:: PASSAGE TO READ ::
╭──

It all started on my sister Robin’s front porch in Goochland one evening last summer. Cousin Jody and Miss Donna had come up to see one of their grandsons, who is at the University of Virginia. I had been invited over for supper that evening for a visit, and we were reminiscing about the “cousin’s house parties” that we all used to have many and many years ago. Jody and my sister decided that we ought to have a family reunion, to get everybody together again, the “old folks” (now that was us) and the young ones, to tell the old stories again and to pass them on. Jody suggested we see about having it at “The Sanctuary,” which is Eddy and Cousin Susannah’s hunting camp in the Low Country. Robin and Susannah got together and organized it, and we gathered on the last week of October.

Jody said they would be staying at a hotel in Orangeburg, so my brother Cris and Miss Jill got a place there, too. I called and got a better deal next door, made even better by making it “no refund for cancellation.”  I was subsequently invited by both Eddy and Jody to stay at The Sanctuary and go out on a deer stand in the morning, but with my arrangement with the hotel, and with some of my “senior citizen issues,” I graciously declined. But Robin and I drove down together on Friday, and she stayed with Susannah and Eddy to help in setting things up for the next day.

That evening those of us from out of town were invited to Nancy’s and Cousin Jim’s house out on his farm for a bowl of chili. We got there in the late afternoon and pulled through two brick-pillared gate posts and parked in the front yard. The house is single story, with a wide covered veranda across the front. It reminded me of the picture of Isak Dinesen’s house on her coffee plantation in Kenya, which she wrote about in Out of Africa. Nancy and Jim greeted us, and Nancy apologized for not keeping a pristine house, but we were immediately disabused of that notion when, crossing from the front sitting room to the dining room, we were met with a dining table and its formal place settings for eight or ten. The furnishings and the wall adornments bespoke gentility and civilization.

In the kitchen, Jim had on a pot of chili simmering. In the passageway was a cooler of ice with libations, and chairs all about. At Jim’s invitation, I had taken a beer out onto the patio, and he and I were sitting at the table when his cell phone rang. It was his son Deaver, who had been on the combine all day harvesting peanuts, and he was calling to ask Jim to come pick him up. Jim and I got into the truck and started off. Along the way, we came to a rise in the land. Jim said that this was the Orangeburg Escarpment which, millions of years ago, used to be an escarpment of limestone cliffs that ran from Georgia, through South Carolina, and up into North Carolina, and it used to mark the coastline. Now, all that is left is a rise in the land dividing the coastal plain of the Low Country. Cousin Jim farms over a thousand acres of cotton and peanuts on land (some of it leased) that straddles the Orangeburg Escarpment.

When we got to the field, Deaver was parking the combine by a grove of trees. He is a handsome, smiling young man who not only farms, but has a degree in Literature and teaches as a college professor. He had been running the combine all day, and gave Jim a report on the crop and his opinion of the prospects. Peanuts are a row crop, and when they are ready for harvest, the rows are plowed up to turn the peanuts (which, of course, grow underground) into the air to dry. After drying for a number of days, they are harvested with the combine, and then taken to a dryer for market. Jim said he probably would take these to Cameron, about ten miles the other side of Orangeburg.

╰──

:: YOUR OBJECTIVE ::
Repeat word for word the part of the family reunion story above that begins with "Jody said they" and stops after "the next day.".

(Element position data)
╭──

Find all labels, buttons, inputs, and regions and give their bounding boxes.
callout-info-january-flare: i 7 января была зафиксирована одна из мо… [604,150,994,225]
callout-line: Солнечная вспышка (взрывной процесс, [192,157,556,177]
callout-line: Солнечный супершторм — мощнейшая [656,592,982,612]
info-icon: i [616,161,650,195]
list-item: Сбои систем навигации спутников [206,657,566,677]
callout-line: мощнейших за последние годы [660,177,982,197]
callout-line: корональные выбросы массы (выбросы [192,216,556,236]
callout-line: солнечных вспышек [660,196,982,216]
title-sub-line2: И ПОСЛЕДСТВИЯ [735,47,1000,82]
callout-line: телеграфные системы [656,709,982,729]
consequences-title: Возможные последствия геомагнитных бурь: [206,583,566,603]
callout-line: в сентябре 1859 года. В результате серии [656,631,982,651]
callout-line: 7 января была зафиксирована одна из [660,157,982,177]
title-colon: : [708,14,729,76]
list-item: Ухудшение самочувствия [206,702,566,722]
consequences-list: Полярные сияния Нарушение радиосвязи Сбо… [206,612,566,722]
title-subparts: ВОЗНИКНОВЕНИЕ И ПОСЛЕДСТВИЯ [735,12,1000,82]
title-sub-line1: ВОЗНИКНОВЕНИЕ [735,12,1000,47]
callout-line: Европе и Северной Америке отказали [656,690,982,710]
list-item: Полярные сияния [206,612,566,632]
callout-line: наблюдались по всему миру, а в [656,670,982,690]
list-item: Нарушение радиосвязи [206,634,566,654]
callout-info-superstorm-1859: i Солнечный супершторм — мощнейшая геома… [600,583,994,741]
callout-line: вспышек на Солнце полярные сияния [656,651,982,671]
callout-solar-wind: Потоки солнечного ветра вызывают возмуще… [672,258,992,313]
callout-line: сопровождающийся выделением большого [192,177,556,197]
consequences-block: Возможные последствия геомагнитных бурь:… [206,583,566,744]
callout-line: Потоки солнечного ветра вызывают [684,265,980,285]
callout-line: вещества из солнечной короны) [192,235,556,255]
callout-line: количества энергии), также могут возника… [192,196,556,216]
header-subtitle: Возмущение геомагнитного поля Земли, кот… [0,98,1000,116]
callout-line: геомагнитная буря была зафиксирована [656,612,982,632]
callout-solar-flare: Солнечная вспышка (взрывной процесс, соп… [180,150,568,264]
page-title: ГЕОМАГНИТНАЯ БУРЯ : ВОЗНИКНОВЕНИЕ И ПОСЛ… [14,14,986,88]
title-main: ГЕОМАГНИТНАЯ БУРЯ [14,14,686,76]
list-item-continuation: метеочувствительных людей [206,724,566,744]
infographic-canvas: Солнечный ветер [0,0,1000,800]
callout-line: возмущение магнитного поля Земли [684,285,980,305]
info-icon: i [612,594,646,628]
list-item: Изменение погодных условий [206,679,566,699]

╰──
╭──

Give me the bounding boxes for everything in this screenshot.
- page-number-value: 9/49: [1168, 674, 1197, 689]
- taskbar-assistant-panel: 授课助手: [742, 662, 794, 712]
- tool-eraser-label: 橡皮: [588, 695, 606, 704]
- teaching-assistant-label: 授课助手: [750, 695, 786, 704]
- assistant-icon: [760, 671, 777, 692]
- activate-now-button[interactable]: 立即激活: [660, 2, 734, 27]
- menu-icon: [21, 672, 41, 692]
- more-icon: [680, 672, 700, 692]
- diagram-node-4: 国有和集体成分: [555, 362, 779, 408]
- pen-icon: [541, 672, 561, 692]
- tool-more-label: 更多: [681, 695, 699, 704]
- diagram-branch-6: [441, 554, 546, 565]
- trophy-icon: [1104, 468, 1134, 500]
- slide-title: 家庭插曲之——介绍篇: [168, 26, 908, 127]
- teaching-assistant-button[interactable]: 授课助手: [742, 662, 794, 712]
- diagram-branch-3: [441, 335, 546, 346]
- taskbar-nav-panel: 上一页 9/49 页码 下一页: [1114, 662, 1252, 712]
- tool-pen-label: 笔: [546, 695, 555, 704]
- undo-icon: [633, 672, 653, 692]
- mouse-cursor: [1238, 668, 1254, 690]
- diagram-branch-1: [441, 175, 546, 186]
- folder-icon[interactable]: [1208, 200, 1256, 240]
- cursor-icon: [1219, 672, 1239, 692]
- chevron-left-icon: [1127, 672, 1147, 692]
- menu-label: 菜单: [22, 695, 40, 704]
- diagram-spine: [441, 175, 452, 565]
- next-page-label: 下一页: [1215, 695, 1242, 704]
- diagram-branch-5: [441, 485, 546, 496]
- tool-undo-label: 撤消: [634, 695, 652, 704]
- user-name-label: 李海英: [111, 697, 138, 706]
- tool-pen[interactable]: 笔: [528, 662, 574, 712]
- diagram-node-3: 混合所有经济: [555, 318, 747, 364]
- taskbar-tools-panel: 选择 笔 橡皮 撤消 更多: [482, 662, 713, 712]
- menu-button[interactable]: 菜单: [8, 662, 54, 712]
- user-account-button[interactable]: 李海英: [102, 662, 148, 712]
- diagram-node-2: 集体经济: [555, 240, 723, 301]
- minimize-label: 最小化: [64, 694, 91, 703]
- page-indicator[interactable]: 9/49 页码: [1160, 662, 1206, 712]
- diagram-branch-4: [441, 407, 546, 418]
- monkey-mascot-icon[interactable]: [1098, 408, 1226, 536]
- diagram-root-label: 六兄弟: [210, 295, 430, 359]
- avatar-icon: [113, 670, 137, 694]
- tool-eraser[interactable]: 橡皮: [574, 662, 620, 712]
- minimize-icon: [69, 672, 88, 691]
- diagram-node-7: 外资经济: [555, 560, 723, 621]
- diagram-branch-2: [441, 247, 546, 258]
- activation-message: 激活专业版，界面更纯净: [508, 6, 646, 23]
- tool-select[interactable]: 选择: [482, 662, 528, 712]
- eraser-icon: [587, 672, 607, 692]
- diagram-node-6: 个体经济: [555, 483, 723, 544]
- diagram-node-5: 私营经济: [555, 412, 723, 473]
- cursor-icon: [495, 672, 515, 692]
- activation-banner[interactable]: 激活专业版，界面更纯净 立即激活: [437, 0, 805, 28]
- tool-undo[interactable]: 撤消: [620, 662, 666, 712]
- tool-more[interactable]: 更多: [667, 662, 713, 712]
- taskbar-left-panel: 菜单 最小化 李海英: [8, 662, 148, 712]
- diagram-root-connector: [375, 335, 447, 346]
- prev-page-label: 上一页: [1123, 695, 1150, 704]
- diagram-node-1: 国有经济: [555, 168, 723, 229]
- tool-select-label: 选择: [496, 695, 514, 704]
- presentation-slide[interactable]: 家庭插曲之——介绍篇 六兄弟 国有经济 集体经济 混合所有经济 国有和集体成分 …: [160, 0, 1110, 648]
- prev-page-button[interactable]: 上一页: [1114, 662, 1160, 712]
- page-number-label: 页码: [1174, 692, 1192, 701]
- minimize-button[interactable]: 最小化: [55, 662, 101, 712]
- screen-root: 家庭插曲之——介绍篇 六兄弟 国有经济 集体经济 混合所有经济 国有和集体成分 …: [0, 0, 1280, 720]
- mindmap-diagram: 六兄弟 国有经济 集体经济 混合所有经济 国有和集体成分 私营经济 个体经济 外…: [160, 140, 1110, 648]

╰──
╭──

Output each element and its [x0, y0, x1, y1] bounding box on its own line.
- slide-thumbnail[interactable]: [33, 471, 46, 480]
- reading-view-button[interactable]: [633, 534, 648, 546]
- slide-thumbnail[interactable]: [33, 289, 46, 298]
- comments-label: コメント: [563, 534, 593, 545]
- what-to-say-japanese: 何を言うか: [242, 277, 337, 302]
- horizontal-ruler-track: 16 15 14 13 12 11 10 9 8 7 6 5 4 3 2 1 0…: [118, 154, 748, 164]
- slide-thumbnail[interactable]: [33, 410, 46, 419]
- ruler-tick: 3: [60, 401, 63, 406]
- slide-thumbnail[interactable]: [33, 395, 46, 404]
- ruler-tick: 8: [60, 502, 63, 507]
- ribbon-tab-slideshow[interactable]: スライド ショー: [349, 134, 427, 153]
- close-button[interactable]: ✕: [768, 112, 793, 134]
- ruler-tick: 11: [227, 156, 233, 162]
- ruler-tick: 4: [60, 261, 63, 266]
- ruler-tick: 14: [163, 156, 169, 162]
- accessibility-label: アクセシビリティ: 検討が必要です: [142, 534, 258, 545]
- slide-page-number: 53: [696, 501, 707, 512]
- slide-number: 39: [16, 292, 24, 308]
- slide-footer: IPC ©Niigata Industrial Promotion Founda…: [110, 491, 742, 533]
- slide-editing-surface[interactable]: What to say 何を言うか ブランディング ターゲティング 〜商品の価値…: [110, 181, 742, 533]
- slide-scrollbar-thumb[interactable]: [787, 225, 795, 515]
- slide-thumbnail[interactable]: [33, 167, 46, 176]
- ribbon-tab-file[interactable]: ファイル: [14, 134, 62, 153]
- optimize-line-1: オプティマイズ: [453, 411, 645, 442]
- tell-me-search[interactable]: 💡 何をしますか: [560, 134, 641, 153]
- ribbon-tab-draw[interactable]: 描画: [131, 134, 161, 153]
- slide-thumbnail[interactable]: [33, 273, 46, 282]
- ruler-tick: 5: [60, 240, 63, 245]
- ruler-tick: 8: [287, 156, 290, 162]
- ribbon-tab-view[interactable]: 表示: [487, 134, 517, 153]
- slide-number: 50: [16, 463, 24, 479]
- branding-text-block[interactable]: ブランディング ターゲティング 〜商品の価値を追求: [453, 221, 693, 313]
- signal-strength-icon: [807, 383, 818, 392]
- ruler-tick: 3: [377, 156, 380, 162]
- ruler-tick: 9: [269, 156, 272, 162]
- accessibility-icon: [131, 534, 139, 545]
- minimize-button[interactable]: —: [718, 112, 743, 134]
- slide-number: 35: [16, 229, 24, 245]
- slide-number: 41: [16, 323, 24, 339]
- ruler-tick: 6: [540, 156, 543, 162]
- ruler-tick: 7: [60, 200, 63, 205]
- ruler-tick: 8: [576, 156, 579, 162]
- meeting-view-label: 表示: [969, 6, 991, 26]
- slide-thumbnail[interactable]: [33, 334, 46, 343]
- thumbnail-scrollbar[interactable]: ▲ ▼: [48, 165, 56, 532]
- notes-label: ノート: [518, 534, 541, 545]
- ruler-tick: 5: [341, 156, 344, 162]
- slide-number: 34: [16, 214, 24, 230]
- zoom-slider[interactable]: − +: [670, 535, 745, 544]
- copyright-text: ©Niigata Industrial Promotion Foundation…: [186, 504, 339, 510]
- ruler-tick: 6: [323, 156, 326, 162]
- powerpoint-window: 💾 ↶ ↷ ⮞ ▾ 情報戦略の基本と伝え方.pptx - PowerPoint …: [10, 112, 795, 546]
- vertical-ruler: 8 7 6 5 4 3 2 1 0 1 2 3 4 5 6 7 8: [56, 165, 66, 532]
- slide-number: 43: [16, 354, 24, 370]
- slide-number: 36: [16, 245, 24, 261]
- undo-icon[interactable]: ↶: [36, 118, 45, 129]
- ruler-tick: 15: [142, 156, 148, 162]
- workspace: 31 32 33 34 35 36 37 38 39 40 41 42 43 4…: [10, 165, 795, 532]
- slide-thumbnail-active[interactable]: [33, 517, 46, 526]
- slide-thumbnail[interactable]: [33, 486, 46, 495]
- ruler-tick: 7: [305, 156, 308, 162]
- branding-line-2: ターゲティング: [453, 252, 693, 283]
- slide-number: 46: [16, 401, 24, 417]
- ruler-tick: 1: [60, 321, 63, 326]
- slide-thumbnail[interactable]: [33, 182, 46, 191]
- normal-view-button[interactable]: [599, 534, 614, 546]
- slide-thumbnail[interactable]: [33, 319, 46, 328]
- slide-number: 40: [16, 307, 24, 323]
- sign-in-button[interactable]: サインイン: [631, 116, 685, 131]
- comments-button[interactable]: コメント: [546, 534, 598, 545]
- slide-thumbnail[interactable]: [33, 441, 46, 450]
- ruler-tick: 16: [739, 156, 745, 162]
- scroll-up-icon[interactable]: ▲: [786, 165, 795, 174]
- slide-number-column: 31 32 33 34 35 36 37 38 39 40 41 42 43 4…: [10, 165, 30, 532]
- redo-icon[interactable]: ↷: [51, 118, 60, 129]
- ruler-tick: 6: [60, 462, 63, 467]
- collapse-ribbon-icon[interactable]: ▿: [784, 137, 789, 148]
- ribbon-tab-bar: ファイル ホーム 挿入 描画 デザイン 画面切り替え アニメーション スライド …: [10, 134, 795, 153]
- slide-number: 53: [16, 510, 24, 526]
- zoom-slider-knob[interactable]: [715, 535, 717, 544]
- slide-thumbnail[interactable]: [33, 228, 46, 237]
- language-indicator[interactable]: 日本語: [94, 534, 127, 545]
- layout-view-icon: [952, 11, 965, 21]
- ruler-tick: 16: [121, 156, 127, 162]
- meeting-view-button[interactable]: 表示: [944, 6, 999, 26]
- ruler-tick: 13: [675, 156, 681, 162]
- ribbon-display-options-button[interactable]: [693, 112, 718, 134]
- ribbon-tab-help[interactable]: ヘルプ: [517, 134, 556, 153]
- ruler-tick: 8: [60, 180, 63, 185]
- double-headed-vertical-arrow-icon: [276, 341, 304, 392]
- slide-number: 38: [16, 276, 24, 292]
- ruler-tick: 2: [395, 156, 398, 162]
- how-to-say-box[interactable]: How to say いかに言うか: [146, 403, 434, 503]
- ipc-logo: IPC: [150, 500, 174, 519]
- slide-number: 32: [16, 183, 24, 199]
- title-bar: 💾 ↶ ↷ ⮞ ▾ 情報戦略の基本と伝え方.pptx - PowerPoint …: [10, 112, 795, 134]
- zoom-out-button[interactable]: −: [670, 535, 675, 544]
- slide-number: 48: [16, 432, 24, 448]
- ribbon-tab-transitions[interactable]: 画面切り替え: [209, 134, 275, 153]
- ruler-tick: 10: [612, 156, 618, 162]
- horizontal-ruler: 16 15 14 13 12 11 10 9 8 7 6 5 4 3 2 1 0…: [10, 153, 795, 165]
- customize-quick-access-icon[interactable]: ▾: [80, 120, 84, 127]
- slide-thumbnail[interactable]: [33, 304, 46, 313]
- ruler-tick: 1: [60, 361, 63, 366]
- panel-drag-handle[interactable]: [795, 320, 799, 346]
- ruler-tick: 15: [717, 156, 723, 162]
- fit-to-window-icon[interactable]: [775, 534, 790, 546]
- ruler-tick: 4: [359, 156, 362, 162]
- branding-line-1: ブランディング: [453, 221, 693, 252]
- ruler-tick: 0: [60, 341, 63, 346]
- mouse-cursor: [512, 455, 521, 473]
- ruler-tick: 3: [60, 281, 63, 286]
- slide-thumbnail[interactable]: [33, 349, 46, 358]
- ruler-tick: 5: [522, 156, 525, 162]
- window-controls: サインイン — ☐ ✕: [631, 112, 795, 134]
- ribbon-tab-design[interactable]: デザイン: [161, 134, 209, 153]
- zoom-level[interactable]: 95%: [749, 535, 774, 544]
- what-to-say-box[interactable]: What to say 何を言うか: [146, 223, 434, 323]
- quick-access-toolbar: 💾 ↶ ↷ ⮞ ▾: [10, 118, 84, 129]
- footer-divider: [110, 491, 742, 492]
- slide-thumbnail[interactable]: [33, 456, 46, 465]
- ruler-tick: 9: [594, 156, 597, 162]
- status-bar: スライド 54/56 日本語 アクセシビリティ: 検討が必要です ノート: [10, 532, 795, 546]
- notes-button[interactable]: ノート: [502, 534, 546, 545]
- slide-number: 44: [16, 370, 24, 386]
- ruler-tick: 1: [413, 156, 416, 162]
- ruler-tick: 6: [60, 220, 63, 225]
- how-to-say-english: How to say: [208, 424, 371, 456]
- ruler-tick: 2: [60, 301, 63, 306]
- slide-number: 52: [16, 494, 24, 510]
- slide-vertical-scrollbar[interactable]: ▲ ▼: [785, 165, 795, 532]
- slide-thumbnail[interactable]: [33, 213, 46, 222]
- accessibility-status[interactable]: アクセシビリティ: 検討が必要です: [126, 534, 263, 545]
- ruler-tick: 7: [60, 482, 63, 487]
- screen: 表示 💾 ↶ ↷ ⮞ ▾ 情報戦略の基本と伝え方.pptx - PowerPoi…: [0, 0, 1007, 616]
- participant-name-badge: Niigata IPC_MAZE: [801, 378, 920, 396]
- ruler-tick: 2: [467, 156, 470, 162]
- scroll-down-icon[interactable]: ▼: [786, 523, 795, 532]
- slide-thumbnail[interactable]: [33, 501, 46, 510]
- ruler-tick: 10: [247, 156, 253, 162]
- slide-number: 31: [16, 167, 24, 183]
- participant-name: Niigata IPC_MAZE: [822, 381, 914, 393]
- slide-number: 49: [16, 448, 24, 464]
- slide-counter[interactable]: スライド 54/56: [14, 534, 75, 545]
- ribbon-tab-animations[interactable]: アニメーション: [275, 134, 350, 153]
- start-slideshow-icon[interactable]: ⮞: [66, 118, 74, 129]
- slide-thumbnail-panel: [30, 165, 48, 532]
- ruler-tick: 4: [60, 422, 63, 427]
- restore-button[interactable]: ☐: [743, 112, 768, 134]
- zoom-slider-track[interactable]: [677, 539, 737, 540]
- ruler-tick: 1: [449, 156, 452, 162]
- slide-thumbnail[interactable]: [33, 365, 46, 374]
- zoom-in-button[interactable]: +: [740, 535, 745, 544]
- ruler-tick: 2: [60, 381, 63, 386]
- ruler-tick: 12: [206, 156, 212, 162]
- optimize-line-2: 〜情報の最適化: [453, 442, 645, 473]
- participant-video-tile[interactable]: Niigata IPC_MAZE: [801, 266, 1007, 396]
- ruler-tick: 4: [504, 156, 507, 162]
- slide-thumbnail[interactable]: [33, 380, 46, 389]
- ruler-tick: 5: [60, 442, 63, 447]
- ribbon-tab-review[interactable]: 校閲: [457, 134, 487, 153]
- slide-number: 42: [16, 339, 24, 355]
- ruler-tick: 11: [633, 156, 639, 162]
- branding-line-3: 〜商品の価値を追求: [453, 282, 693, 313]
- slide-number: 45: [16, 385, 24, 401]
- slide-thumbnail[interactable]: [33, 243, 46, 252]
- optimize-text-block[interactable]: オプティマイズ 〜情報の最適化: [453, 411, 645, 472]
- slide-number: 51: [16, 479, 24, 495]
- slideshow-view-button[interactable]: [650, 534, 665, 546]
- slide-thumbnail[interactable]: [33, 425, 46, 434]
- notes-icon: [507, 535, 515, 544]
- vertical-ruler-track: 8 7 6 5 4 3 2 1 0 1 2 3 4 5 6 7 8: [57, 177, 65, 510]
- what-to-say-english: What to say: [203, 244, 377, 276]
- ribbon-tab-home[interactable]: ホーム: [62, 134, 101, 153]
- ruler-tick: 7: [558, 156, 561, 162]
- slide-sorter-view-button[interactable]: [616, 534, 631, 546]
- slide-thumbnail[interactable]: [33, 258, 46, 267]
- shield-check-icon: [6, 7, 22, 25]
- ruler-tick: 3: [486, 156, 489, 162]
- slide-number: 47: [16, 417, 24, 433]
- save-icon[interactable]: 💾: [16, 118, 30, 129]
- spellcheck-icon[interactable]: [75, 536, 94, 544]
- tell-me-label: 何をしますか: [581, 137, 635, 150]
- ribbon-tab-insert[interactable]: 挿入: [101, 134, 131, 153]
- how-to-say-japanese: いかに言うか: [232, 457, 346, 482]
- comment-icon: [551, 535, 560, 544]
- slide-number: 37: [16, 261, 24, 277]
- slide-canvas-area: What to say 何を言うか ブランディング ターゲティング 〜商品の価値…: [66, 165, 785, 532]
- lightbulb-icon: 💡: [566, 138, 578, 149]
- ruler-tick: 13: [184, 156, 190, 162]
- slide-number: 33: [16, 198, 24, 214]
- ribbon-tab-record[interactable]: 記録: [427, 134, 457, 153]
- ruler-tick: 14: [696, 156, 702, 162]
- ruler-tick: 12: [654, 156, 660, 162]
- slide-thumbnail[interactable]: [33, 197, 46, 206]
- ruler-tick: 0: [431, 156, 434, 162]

╰──

:: REPLY ::
Jody said they would be staying at a hotel in Orangeburg, so my brother Cris and Miss Jill got a place there, too. I called and got a better deal next door, made even better by making it “no refund for cancellation.”  I was subsequently invited by both Eddy and Jody to stay at The Sanctuary and go out on a deer stand in the morning, but with my arrangement with the hotel, and with some of my “senior citizen issues,” I graciously declined. But Robin and I drove down together on Friday, and she stayed with Susannah and Eddy to help in setting things up for the next day.